**PROBLEM TO WORK ON**
Your task is to gather the lines below that hold the string "data".

[Begin]

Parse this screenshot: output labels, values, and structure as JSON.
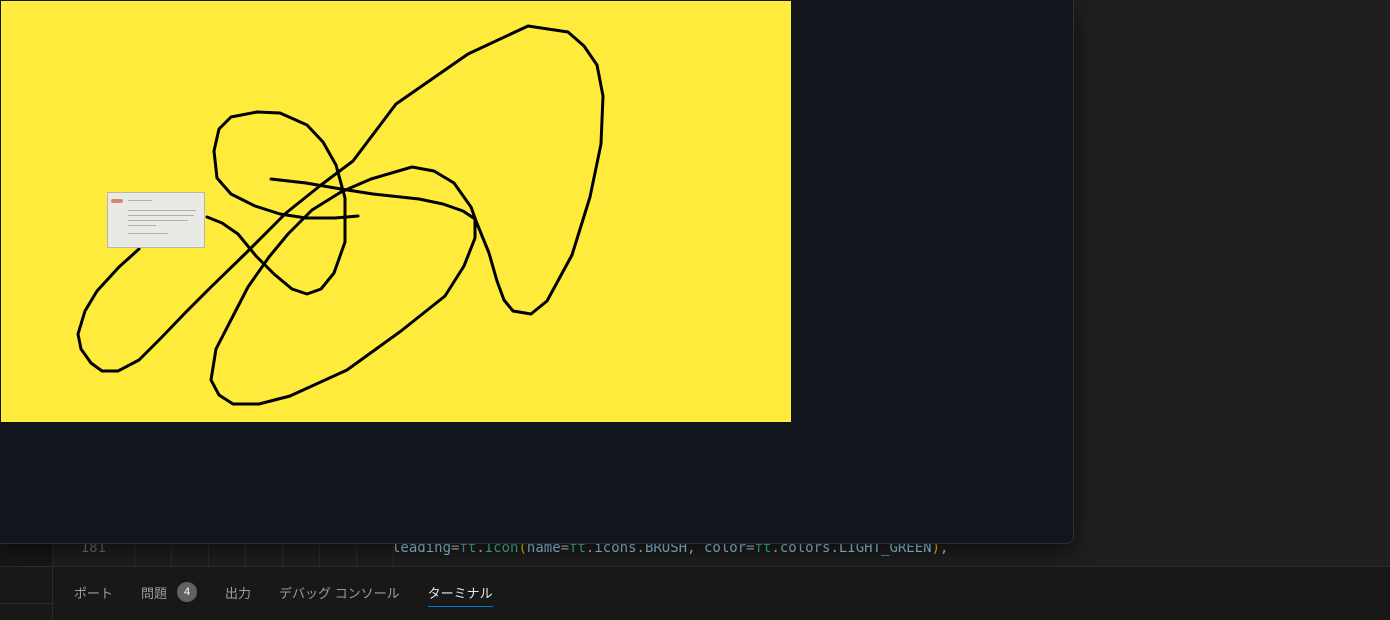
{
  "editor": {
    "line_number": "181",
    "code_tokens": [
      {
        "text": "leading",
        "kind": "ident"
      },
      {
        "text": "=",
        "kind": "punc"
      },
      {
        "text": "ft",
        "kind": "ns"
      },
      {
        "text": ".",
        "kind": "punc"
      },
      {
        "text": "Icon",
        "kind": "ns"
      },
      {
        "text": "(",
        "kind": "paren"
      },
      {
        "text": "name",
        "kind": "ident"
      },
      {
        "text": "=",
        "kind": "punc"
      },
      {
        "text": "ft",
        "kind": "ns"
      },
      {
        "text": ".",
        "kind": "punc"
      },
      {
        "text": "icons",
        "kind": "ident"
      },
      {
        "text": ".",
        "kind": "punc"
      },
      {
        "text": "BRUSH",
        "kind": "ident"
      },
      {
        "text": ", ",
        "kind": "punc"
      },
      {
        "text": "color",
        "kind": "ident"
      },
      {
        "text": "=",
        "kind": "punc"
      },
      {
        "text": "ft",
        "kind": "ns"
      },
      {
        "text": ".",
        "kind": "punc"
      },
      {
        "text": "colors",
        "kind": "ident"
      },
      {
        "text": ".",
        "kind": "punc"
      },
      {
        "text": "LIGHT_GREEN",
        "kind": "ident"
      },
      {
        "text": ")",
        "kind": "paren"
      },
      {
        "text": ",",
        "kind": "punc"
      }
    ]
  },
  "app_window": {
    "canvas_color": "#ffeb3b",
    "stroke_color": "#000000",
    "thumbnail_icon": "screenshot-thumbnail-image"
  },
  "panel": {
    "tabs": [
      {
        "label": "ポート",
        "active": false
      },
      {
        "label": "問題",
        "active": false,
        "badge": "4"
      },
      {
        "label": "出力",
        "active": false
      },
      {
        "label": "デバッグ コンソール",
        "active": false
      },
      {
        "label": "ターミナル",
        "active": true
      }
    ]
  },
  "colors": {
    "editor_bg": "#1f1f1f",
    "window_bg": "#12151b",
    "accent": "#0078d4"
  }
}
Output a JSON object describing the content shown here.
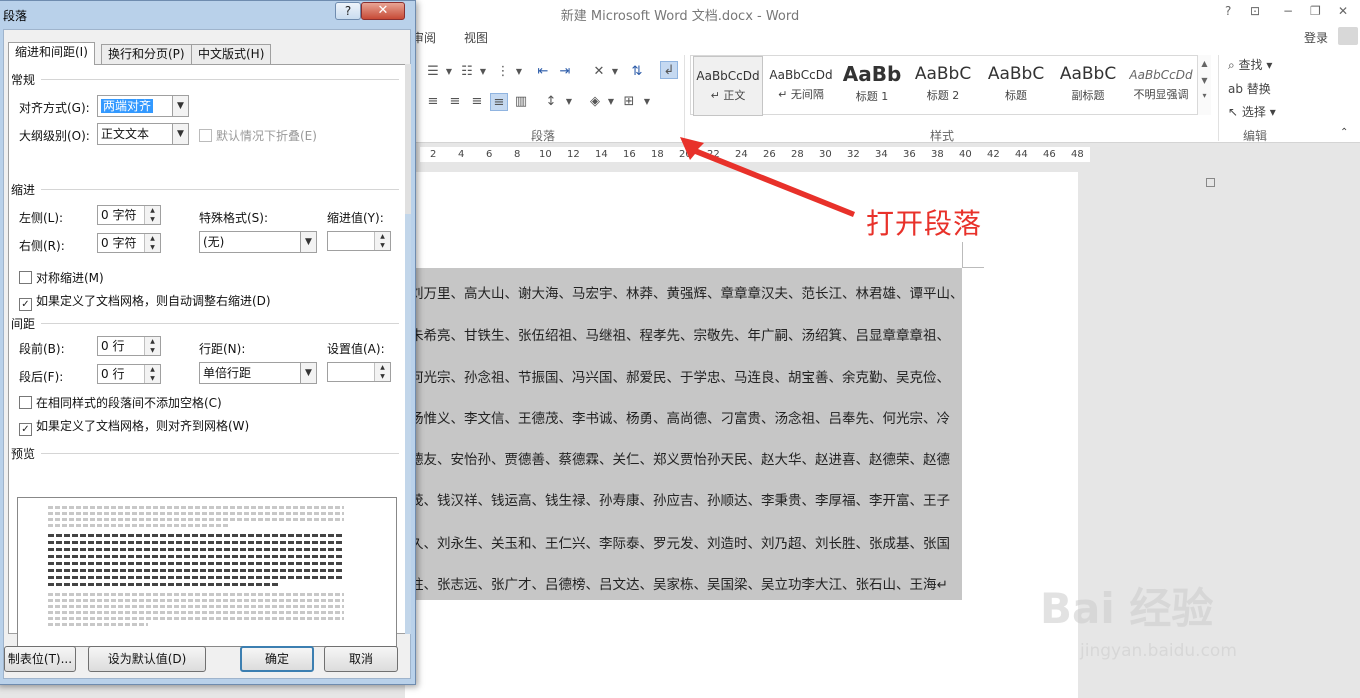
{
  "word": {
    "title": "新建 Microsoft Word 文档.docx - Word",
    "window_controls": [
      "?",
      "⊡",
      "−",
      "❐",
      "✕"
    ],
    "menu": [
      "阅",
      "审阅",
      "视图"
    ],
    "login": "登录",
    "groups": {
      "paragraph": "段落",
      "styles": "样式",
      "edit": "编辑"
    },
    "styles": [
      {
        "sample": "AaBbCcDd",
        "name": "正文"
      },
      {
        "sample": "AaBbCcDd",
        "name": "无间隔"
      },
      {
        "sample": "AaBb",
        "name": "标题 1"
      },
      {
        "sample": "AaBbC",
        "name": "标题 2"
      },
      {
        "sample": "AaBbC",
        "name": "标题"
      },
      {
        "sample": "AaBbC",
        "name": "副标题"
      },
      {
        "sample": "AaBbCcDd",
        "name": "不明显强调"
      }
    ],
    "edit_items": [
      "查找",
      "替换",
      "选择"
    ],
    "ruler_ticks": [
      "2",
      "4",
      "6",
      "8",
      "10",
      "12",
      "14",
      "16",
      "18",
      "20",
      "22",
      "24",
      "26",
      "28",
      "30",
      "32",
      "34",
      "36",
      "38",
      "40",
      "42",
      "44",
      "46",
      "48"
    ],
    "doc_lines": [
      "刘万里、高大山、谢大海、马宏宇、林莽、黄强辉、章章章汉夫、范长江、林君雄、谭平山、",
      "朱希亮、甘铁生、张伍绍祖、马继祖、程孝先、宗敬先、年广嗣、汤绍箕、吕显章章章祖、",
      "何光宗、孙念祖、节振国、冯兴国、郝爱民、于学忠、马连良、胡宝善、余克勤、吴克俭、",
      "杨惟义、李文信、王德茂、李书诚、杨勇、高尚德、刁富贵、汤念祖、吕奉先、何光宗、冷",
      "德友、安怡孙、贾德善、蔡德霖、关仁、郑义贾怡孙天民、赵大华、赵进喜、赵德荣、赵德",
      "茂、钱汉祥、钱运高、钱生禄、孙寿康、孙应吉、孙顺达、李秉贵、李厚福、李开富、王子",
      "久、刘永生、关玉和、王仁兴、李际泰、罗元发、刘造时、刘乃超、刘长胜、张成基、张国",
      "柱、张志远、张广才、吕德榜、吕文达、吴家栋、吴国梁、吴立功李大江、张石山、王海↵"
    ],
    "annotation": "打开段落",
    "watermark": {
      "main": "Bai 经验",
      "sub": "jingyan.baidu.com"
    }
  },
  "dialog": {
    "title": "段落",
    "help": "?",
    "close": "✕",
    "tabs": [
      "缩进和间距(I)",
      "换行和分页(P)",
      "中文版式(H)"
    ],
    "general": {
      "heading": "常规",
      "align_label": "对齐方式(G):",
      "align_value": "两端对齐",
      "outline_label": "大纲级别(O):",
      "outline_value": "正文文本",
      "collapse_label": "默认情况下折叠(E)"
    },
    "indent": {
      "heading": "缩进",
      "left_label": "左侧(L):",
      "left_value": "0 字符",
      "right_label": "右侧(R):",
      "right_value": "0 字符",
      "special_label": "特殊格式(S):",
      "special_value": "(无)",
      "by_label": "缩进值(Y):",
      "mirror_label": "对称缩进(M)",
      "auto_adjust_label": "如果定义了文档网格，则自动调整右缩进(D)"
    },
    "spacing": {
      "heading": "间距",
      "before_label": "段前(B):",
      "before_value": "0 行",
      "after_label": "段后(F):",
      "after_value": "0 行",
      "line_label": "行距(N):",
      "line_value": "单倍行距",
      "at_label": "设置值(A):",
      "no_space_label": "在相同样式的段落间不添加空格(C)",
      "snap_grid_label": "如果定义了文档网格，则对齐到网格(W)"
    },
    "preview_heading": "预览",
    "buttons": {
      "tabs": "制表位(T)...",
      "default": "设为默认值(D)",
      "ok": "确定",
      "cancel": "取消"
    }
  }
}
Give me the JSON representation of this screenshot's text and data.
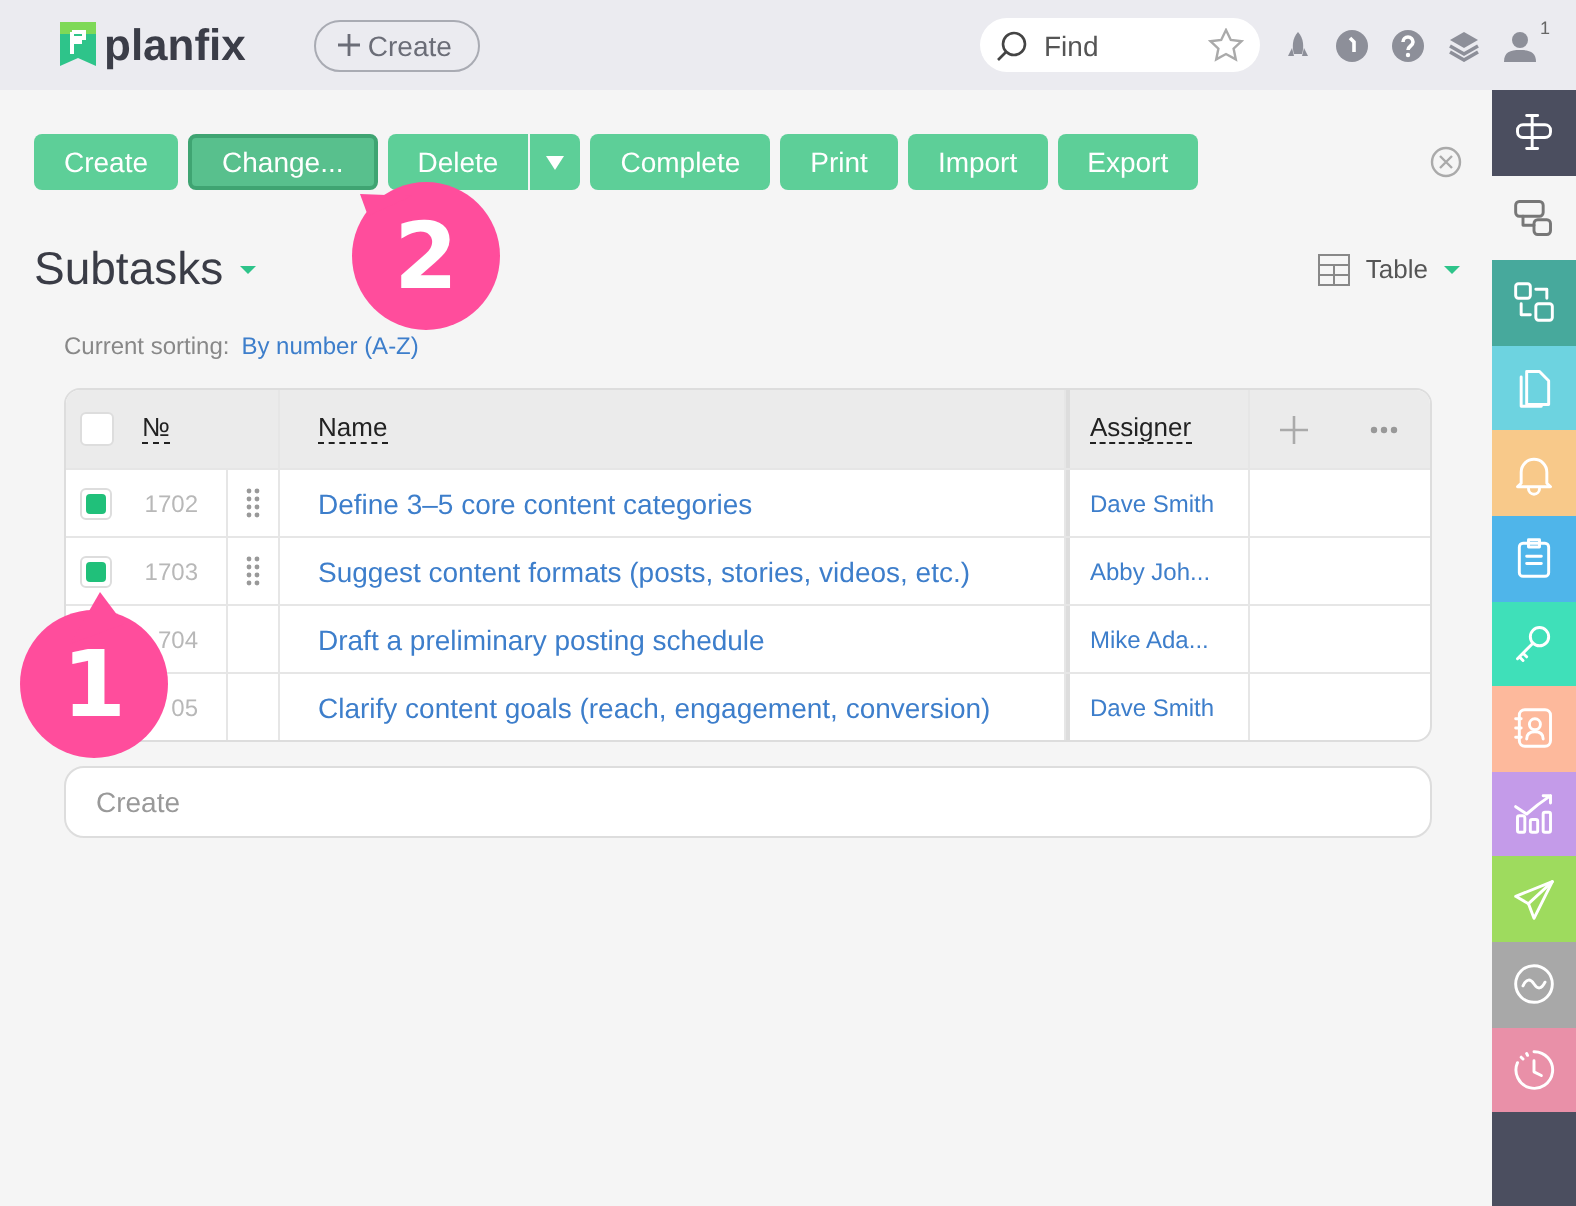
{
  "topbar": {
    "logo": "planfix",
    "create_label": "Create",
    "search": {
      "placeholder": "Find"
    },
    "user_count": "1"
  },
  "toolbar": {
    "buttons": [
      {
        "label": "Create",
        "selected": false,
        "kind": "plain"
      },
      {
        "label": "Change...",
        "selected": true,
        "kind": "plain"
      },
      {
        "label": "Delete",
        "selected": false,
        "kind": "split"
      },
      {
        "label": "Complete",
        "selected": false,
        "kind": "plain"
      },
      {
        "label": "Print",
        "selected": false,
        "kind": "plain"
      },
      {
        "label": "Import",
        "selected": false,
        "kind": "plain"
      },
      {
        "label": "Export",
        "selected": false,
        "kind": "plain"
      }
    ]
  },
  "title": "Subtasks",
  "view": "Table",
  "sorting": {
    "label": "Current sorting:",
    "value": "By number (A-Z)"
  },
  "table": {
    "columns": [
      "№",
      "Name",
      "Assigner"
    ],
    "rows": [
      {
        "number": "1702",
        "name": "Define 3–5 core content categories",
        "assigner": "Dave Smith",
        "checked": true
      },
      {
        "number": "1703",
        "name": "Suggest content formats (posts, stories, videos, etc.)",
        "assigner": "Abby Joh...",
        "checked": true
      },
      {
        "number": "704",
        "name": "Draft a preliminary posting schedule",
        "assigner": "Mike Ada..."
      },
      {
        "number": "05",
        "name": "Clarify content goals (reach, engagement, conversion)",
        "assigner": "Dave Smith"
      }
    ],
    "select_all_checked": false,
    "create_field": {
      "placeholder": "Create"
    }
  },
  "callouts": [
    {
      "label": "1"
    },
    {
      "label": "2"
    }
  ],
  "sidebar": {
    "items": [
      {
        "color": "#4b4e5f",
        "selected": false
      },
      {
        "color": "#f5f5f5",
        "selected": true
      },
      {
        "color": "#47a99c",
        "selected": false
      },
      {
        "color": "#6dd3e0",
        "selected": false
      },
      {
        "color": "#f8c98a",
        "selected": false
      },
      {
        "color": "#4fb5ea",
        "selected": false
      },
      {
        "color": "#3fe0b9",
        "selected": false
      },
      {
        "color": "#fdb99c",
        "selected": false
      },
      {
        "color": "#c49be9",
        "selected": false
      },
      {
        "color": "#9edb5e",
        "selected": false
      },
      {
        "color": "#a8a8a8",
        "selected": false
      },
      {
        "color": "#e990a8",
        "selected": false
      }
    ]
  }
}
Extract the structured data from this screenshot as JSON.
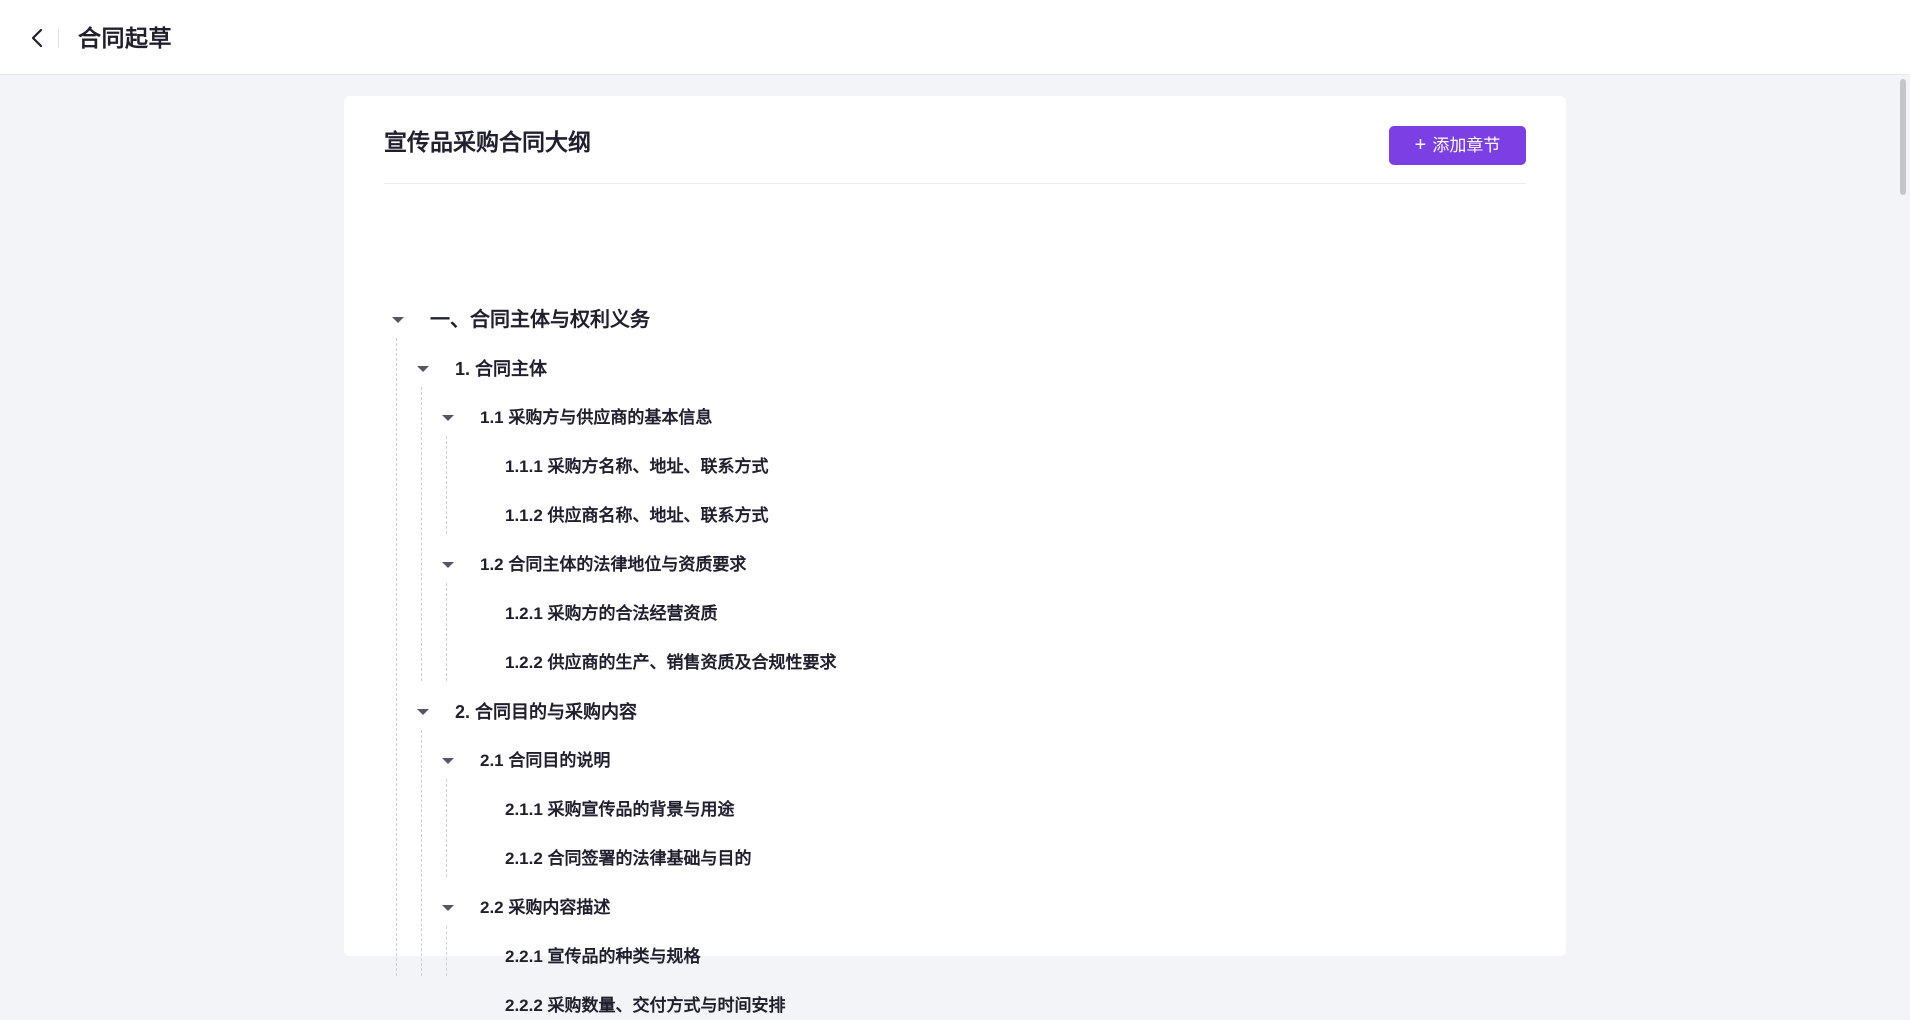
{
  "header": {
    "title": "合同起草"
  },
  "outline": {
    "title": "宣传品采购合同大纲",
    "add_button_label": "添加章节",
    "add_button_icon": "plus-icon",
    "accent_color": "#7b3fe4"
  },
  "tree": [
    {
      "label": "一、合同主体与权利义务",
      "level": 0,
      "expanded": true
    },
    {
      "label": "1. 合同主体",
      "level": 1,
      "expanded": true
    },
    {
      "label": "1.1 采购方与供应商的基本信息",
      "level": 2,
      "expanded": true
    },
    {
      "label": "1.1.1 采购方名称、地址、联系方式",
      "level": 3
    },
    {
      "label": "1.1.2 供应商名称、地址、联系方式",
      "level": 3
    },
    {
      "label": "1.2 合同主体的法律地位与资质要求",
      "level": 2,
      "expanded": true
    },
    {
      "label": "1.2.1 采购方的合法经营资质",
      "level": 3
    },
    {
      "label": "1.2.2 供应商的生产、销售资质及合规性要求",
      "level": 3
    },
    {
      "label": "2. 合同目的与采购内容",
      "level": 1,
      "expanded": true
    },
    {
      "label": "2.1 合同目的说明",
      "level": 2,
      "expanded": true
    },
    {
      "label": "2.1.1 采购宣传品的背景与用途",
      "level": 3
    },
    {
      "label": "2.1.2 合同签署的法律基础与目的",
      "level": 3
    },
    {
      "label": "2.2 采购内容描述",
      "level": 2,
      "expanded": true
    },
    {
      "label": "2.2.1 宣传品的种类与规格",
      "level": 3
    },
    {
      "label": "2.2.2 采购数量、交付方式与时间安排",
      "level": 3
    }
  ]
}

[End]

**COMPLETE ANSWER**
Give me the JSON representation of this screenshot's text and data.
Extract the structured data from this screenshot as JSON.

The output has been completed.